(Data items)
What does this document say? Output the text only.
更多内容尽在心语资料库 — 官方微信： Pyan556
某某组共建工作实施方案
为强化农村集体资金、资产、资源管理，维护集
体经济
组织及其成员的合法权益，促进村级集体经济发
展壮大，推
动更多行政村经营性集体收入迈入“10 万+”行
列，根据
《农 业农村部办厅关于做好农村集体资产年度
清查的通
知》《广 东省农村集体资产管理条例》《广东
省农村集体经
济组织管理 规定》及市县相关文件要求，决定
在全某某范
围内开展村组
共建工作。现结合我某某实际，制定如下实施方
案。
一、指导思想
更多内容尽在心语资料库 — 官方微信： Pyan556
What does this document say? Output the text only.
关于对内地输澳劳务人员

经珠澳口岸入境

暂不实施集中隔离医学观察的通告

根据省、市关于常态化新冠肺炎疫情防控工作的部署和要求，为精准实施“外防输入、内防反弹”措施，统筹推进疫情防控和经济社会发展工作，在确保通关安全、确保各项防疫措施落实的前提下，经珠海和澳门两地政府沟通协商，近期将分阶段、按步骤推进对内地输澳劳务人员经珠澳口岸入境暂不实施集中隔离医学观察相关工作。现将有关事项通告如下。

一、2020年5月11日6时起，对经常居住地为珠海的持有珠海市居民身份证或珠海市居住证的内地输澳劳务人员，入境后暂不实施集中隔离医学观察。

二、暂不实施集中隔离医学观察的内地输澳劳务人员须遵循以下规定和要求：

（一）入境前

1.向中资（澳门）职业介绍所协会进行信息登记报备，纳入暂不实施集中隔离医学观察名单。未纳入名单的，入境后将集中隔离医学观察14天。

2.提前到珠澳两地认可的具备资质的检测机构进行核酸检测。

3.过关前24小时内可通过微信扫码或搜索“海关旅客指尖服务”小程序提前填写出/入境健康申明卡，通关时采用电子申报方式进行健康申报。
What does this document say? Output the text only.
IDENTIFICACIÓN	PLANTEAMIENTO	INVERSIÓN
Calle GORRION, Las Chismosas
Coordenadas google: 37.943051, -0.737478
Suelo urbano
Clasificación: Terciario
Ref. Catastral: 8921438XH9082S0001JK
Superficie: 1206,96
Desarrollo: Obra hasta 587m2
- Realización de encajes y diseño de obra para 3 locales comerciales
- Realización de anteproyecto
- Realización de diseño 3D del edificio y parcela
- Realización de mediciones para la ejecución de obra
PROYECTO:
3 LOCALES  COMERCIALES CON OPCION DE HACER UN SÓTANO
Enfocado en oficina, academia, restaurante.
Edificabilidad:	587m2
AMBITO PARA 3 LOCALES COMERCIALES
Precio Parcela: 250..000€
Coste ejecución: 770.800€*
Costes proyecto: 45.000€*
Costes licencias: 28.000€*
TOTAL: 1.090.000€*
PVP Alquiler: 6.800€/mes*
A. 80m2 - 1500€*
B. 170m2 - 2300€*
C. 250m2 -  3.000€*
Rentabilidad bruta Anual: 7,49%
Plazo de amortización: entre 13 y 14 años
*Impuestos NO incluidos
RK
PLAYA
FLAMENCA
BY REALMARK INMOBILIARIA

PROBLEM TO WORK ON: From the preceding material, extract every line exactly.

WRITTEN REPLY:
What does this document say? Output the text only.
更多内容尽在心语资料库 — 官方微信： Pyan556
某某组共建工作实施方案
为强化农村集体资金、资产、资源管理，维护集
体经济
组织及其成员的合法权益，促进村级集体经济发
展壮大，推
动更多行政村经营性集体收入迈入“10 万+”行
列，根据
《农 业农村部办厅关于做好农村集体资产年度
清查的通
知》《广 东省农村集体资产管理条例》《广东
省农村集体经
济组织管理 规定》及市县相关文件要求，决定
在全某某范
围内开展村组
共建工作。现结合我某某实际，制定如下实施方
案。
一、指导思想
更多内容尽在心语资料库 — 官方微信： Pyan556
What does this document say? Output the text only.
关于对内地输澳劳务人员

经珠澳口岸入境

暂不实施集中隔离医学观察的通告

根据省、市关于常态化新冠肺炎疫情防控工作的部署和要求，为精准实施“外防输入、内防反弹”措施，统筹推进疫情防控和经济社会发展工作，在确保通关安全、确保各项防疫措施落实的前提下，经珠海和澳门两地政府沟通协商，近期将分阶段、按步骤推进对内地输澳劳务人员经珠澳口岸入境暂不实施集中隔离医学观察相关工作。现将有关事项通告如下。

一、2020年5月11日6时起，对经常居住地为珠海的持有珠海市居民身份证或珠海市居住证的内地输澳劳务人员，入境后暂不实施集中隔离医学观察。

二、暂不实施集中隔离医学观察的内地输澳劳务人员须遵循以下规定和要求：

（一）入境前

1.向中资（澳门）职业介绍所协会进行信息登记报备，纳入暂不实施集中隔离医学观察名单。未纳入名单的，入境后将集中隔离医学观察14天。

2.提前到珠澳两地认可的具备资质的检测机构进行核酸检测。

3.过关前24小时内可通过微信扫码或搜索“海关旅客指尖服务”小程序提前填写出/入境健康申明卡，通关时采用电子申报方式进行健康申报。
What does this document say? Output the text only.
IDENTIFICACIÓN	PLANTEAMIENTO	INVERSIÓN
Calle GORRION, Las Chismosas
Coordenadas google: 37.943051, -0.737478
Suelo urbano
Clasificación: Terciario
Ref. Catastral: 8921438XH9082S0001JK
Superficie: 1206,96
Desarrollo: Obra hasta 587m2
- Realización de encajes y diseño de obra para 3 locales comerciales
- Realización de anteproyecto
- Realización de diseño 3D del edificio y parcela
- Realización de mediciones para la ejecución de obra
PROYECTO:
3 LOCALES  COMERCIALES CON OPCION DE HACER UN SÓTANO
Enfocado en oficina, academia, restaurante.
Edificabilidad:	587m2
AMBITO PARA 3 LOCALES COMERCIALES
Precio Parcela: 250..000€
Coste ejecución: 770.800€*
Costes proyecto: 45.000€*
Costes licencias: 28.000€*
TOTAL: 1.090.000€*
PVP Alquiler: 6.800€/mes*
A. 80m2 - 1500€*
B. 170m2 - 2300€*
C. 250m2 -  3.000€*
Rentabilidad bruta Anual: 7,49%
Plazo de amortización: entre 13 y 14 años
*Impuestos NO incluidos
RK
PLAYA
FLAMENCA
BY REALMARK INMOBILIARIA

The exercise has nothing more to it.